### DATA FOR THE TASK ###

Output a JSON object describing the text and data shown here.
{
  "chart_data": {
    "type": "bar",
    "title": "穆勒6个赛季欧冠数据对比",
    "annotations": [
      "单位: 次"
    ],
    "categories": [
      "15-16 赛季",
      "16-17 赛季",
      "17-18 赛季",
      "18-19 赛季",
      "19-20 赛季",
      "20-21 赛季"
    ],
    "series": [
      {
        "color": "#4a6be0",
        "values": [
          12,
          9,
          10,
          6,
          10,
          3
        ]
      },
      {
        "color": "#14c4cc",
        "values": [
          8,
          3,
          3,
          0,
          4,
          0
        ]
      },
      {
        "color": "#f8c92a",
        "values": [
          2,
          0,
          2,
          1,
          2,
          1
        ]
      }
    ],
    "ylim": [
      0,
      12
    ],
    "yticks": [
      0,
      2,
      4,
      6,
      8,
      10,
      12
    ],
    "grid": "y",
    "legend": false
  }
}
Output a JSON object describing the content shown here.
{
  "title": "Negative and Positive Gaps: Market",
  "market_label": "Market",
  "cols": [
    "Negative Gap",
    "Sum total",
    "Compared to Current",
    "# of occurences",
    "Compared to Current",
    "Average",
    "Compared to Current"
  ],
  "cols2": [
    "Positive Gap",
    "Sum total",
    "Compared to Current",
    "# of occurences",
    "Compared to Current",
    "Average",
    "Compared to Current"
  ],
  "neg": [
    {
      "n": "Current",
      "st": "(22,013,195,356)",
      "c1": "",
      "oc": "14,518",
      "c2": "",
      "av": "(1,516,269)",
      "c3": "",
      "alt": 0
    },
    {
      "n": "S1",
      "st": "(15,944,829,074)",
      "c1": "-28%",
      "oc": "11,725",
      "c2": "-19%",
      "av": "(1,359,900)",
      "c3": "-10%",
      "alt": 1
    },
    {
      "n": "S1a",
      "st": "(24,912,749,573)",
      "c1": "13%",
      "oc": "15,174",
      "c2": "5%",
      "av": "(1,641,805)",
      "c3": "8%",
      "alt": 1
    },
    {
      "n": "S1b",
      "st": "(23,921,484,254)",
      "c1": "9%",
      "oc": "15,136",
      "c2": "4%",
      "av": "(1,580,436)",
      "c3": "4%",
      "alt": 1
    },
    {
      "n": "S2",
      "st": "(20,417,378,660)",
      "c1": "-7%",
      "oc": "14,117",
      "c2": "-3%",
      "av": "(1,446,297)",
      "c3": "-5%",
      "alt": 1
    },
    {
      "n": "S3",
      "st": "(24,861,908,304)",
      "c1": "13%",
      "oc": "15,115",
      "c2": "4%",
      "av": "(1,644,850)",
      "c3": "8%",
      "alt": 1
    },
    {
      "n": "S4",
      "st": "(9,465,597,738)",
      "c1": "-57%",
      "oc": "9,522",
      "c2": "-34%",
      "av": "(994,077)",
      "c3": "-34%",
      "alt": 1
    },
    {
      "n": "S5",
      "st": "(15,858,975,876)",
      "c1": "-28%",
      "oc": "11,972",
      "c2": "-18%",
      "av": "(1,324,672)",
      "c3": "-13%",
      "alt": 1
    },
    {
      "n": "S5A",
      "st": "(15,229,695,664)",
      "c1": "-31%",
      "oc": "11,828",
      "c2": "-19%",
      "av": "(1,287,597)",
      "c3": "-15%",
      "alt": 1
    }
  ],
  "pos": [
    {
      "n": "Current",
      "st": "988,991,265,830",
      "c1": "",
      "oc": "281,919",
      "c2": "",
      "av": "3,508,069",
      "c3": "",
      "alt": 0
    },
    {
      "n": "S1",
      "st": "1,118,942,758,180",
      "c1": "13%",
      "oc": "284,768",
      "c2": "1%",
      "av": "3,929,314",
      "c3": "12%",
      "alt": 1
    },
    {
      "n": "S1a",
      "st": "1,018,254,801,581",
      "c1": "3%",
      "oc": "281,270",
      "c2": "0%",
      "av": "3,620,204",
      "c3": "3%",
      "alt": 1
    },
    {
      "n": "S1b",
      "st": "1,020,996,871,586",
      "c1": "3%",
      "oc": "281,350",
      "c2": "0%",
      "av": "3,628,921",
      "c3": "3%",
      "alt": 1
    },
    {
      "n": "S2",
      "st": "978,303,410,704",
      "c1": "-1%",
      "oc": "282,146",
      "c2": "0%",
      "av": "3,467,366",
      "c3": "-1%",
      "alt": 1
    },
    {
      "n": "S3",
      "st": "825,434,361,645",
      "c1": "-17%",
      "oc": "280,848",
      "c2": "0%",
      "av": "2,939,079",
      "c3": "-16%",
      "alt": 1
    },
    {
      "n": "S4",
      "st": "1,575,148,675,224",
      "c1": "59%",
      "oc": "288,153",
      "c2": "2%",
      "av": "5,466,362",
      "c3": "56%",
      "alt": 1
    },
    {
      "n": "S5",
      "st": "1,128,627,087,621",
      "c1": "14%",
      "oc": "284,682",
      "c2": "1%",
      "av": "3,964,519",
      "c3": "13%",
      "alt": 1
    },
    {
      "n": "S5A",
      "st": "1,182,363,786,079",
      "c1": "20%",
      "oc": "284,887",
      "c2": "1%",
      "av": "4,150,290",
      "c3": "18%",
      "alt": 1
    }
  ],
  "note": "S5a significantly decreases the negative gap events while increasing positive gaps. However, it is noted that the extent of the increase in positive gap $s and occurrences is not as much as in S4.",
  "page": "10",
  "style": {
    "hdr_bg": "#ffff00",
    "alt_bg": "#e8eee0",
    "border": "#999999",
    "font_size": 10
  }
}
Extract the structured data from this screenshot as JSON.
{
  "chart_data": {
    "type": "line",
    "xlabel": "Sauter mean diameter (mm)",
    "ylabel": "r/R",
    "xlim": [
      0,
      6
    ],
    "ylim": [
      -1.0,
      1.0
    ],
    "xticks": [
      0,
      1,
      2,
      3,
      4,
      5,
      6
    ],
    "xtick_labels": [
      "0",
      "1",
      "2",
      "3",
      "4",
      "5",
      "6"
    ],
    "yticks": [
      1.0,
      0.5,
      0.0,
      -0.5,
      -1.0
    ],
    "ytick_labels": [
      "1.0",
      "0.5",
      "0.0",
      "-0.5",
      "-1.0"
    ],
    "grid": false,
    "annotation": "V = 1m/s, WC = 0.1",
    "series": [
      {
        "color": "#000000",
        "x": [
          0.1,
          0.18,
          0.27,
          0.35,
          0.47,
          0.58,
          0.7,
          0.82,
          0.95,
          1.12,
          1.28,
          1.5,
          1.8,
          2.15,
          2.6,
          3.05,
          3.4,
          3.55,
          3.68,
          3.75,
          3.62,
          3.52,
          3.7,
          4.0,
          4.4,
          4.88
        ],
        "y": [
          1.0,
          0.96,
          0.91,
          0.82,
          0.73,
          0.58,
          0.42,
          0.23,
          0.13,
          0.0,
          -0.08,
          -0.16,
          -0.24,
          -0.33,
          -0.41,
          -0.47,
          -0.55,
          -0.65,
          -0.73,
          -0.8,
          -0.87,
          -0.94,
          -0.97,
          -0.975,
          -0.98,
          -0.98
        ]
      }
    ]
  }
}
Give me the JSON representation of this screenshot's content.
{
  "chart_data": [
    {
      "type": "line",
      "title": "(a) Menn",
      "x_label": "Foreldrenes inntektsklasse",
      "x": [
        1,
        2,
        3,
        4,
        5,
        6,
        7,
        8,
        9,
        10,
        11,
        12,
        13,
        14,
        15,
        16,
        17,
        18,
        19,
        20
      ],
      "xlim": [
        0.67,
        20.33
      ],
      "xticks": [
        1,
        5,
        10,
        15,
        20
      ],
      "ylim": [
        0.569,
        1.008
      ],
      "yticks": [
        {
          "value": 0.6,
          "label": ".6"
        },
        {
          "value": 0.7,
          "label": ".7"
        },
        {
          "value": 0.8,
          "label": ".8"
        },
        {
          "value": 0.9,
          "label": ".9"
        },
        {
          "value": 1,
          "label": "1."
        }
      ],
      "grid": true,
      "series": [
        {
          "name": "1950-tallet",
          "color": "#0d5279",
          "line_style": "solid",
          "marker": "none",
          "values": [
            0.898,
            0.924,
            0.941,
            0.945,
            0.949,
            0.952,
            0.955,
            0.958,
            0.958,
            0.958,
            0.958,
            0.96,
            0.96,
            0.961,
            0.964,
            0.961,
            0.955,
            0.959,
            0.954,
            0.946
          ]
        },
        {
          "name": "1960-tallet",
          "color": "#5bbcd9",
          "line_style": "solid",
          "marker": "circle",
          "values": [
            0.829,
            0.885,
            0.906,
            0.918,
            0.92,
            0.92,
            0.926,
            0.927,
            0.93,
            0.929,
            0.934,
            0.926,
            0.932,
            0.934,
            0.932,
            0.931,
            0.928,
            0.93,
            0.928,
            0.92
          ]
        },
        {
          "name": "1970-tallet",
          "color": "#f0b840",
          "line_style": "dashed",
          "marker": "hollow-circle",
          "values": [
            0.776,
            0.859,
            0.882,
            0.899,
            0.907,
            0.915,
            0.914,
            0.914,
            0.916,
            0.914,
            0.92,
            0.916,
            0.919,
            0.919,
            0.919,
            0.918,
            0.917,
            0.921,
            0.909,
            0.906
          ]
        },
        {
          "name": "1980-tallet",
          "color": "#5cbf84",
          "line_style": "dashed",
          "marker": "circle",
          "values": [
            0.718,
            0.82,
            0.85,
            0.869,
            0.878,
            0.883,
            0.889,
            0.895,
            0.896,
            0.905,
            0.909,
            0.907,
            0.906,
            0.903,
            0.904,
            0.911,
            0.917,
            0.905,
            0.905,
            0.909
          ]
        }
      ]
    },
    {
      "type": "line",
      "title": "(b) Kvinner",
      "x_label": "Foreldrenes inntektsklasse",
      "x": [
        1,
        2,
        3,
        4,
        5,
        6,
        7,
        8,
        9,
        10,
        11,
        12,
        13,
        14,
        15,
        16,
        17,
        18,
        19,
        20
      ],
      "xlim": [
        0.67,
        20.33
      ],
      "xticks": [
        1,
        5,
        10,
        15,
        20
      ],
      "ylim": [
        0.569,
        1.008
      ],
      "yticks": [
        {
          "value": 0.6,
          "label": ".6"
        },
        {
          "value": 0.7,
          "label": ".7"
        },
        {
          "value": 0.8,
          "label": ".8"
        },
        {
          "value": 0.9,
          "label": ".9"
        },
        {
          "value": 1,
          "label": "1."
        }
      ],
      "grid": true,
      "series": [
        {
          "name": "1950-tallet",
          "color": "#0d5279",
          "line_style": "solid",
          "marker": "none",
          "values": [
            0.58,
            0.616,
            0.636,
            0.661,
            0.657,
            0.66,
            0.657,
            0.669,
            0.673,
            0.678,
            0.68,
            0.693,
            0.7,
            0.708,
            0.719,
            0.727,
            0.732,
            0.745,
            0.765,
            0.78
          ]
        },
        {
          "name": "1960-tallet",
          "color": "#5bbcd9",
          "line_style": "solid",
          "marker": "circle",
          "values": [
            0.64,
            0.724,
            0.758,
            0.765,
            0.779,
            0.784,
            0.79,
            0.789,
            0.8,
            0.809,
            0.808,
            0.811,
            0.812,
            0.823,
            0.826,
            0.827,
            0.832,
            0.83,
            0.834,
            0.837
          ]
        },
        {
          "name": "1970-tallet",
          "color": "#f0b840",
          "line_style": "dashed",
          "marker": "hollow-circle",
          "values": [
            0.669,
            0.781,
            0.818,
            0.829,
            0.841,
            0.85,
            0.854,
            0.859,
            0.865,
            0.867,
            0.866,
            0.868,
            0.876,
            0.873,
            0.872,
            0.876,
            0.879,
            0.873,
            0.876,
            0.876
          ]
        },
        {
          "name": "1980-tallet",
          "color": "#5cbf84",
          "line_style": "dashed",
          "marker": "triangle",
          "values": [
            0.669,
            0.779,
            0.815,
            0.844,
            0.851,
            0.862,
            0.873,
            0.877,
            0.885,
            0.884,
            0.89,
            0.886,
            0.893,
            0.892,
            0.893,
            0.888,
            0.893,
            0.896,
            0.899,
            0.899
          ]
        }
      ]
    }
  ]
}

###

### [WORK TO DO]
How many lines in the records above hold the word "here"? Give only the number.

### [EXERCISE OUTPUT]
2